Using the records that follow, copy every line containing the word "carácter".

[Start of DATA SUPPLIED]

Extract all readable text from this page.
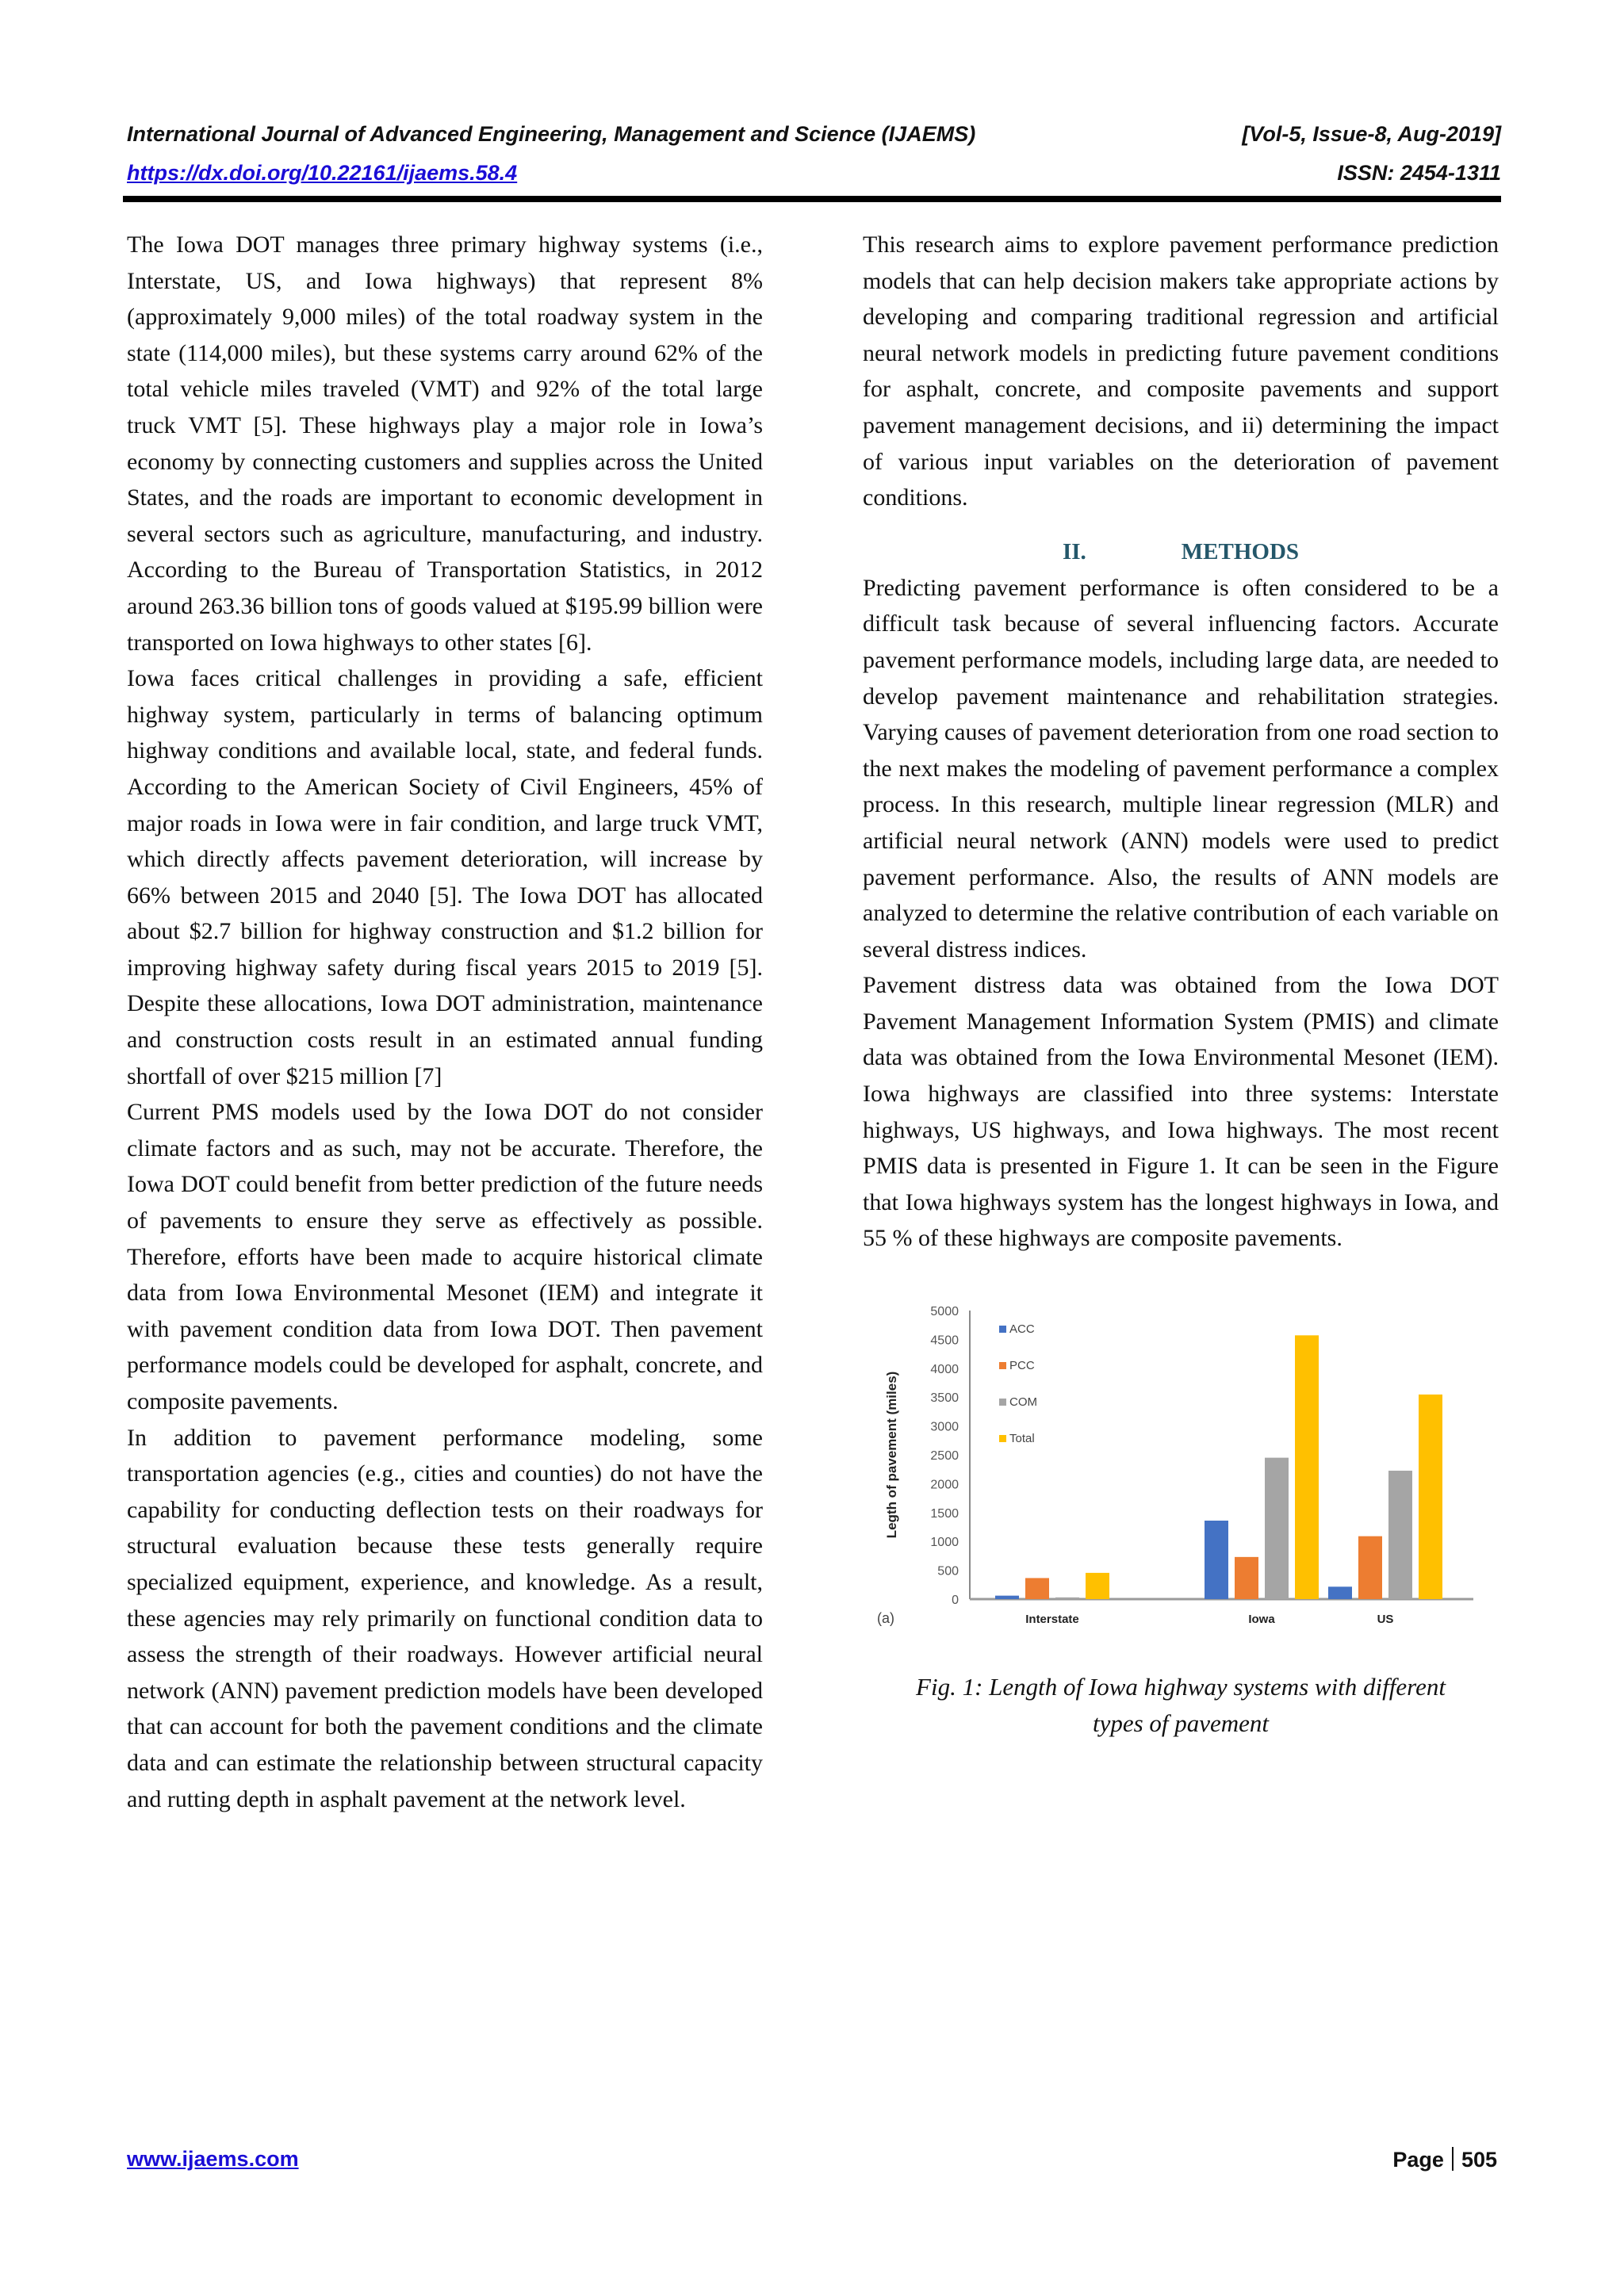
International Journal of Advanced Engineering, Management and Science (IJAEMS)	[Vol-5, Issue-8, Aug-2019]
https://dx.doi.org/10.22161/ijaems.58.4	ISSN: 2454-1311

The Iowa DOT manages three primary highway systems (i.e., Interstate, US, and Iowa highways) that represent 8% (approximately 9,000 miles) of the total roadway system in the state (114,000 miles), but these systems carry around 62% of the total vehicle miles traveled (VMT) and 92% of the total large truck VMT [5]. These highways play a major role in Iowa’s economy by connecting customers and supplies across the United States, and the roads are important to economic development in several sectors such as agriculture, manufacturing, and industry. According to the Bureau of Transportation Statistics, in 2012 around 263.36 billion tons of goods valued at $195.99 billion were transported on Iowa highways to other states [6].

Iowa faces critical challenges in providing a safe, efficient highway system, particularly in terms of balancing optimum highway conditions and available local, state, and federal funds. According to the American Society of Civil Engineers, 45% of major roads in Iowa were in fair condition, and large truck VMT, which directly affects pavement deterioration, will increase by 66% between 2015 and 2040 [5]. The Iowa DOT has allocated about $2.7 billion for highway construction and $1.2 billion for improving highway safety during fiscal years 2015 to 2019 [5]. Despite these allocations, Iowa DOT administration, maintenance and construction costs result in an estimated annual funding shortfall of over $215 million [7]

Current PMS models used by the Iowa DOT do not consider climate factors and as such, may not be accurate. Therefore, the Iowa DOT could benefit from better prediction of the future needs of pavements to ensure they serve as effectively as possible. Therefore, efforts have been made to acquire historical climate data from Iowa Environmental Mesonet (IEM) and integrate it with pavement condition data from Iowa DOT. Then pavement performance models could be developed for asphalt, concrete, and composite pavements.

In addition to pavement performance modeling, some transportation agencies (e.g., cities and counties) do not have the capability for conducting deflection tests on their roadways for structural evaluation because these tests generally require specialized equipment, experience, and knowledge. As a result, these agencies may rely primarily on functional condition data to assess the strength of their roadways. However artificial neural network (ANN) pavement prediction models have been developed that can account for both the pavement conditions and the climate data and can estimate the relationship between structural capacity and rutting depth in asphalt pavement at the network level.

This research aims to explore pavement performance prediction models that can help decision makers take appropriate actions by developing and comparing traditional regression and artificial neural network models in predicting future pavement conditions for asphalt, concrete, and composite pavements and support pavement management decisions, and ii) determining the impact of various input variables on the deterioration of pavement conditions.

II.	METHODS

Predicting pavement performance is often considered to be a difficult task because of several influencing factors. Accurate pavement performance models, including large data, are needed to develop pavement maintenance and rehabilitation strategies. Varying causes of pavement deterioration from one road section to the next makes the modeling of pavement performance a complex process. In this research, multiple linear regression (MLR) and artificial neural network (ANN) models were used to predict pavement performance. Also, the results of ANN models are analyzed to determine the relative contribution of each variable on several distress indices.

Pavement distress data was obtained from the Iowa DOT Pavement Management Information System (PMIS) and climate data was obtained from the Iowa Environmental Mesonet (IEM). Iowa highways are classified into three systems: Interstate highways, US highways, and Iowa highways. The most recent PMIS data is presented in Figure 1. It can be seen in the Figure that Iowa highways system has the longest highways in Iowa, and 55 % of these highways are composite pavements.

0
500
1000
1500
2000
2500
3000
3500
4000
4500
5000
Legth of pavement (miles)
Interstate	Iowa	US
ACC
PCC
COM
Total
(a)
Fig. 1: Length of Iowa highway systems with different types of pavement
www.ijaems.com	Page 505
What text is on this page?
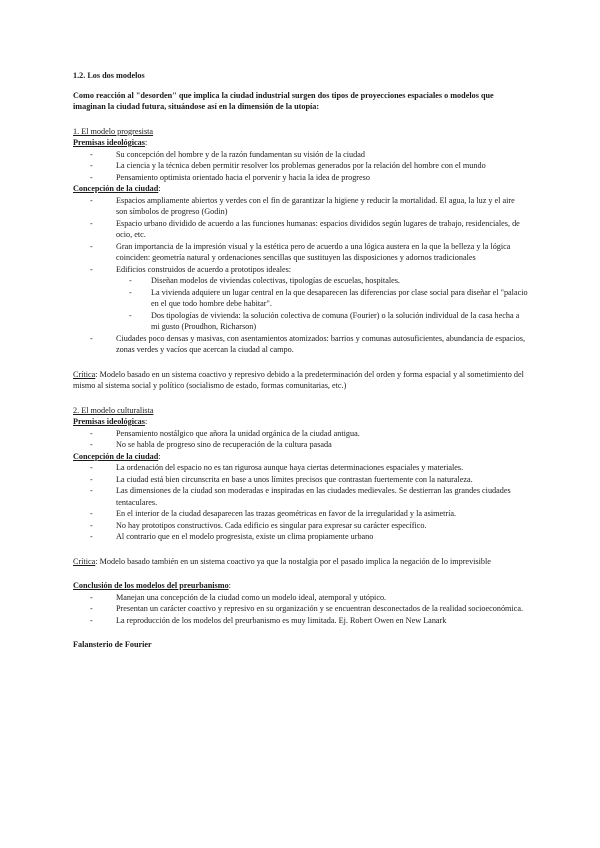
1.2. Los dos modelos

Como reacción al "desorden" que implica la ciudad industrial surgen dos tipos de proyecciones espaciales o modelos que imaginan la ciudad futura, situándose así en la dimensión de la utopía:

1. El modelo progresista

Premisas ideológicas:

- Su concepción del hombre y de la razón fundamentan su visión de la ciudad
- La ciencia y la técnica deben permitir resolver los problemas generados por la relación del hombre con el mundo
- Pensamiento optimista orientado hacia el porvenir y hacia la idea de progreso

Concepción de la ciudad:

- Espacios ampliamente abiertos y verdes con el fin de garantizar la higiene y reducir la mortalidad. El agua, la luz y el aire son símbolos de progreso (Godin)
- Espacio urbano dividido de acuerdo a las funciones humanas: espacios divididos según lugares de trabajo, residenciales, de ocio, etc.
- Gran importancia de la impresión visual y la estética pero de acuerdo a una lógica austera en la que la belleza y la lógica coinciden: geometría natural y ordenaciones sencillas que sustituyen las disposiciones y adornos tradicionales
- Edificios construidos de acuerdo a prototipos ideales:
- Diseñan modelos de viviendas colectivas, tipologías de escuelas, hospitales.
- La vivienda adquiere un lugar central en la que desaparecen las diferencias por clase social para diseñar el "palacio en el que todo hombre debe habitar".
- Dos tipologías de vivienda: la solución colectiva de comuna (Fourier) o la solución individual de la casa hecha a mi gusto (Proudhon, Richarson)
- Ciudades poco densas y masivas, con asentamientos atomizados: barrios y comunas autosuficientes, abundancia de espacios, zonas verdes y vacíos que acercan la ciudad al campo.

Crítica: Modelo basado en un sistema coactivo y represivo debido a la predeterminación del orden y forma espacial y al sometimiento del mismo al sistema social y político (socialismo de estado, formas comunitarias, etc.)

2. El modelo culturalista

Premisas ideológicas:

- Pensamiento nostálgico que añora la unidad orgánica de la ciudad antigua.
- No se habla de progreso sino de recuperación de la cultura pasada

Concepción de la ciudad:

- La ordenación del espacio no es tan rigurosa aunque haya ciertas determinaciones espaciales y materiales.
- La ciudad está bien circunscrita en base a unos límites precisos que contrastan fuertemente con la naturaleza.
- Las dimensiones de la ciudad son moderadas e inspiradas en las ciudades medievales. Se destierran las grandes ciudades tentaculares.
- En el interior de la ciudad desaparecen las trazas geométricas en favor de la irregularidad y la asimetría.
- No hay prototipos constructivos. Cada edificio es singular para expresar su carácter específico.
- Al contrario que en el modelo progresista, existe un clima propiamente urbano

Crítica: Modelo basado también en un sistema coactivo ya que la nostalgia por el pasado implica la negación de lo imprevisible

Conclusión de los modelos del preurbanismo:

- Manejan una concepción de la ciudad como un modelo ideal, atemporal y utópico.
- Presentan un carácter coactivo y represivo en su organización y se encuentran desconectados de la realidad socioeconómica.
- La reproducción de los modelos del preurbanismo es muy limitada. Ej. Robert Owen en New Lanark

Falansterio de Fourier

[End of DATA SUPPLIED]

--- ANSWER TO THIS TASK ---
- No hay prototipos constructivos. Cada edificio es singular para expresar su carácter específico.
- Presentan un carácter coactivo y represivo en su organización y se encuentran desconectados de la realidad socioeconómica.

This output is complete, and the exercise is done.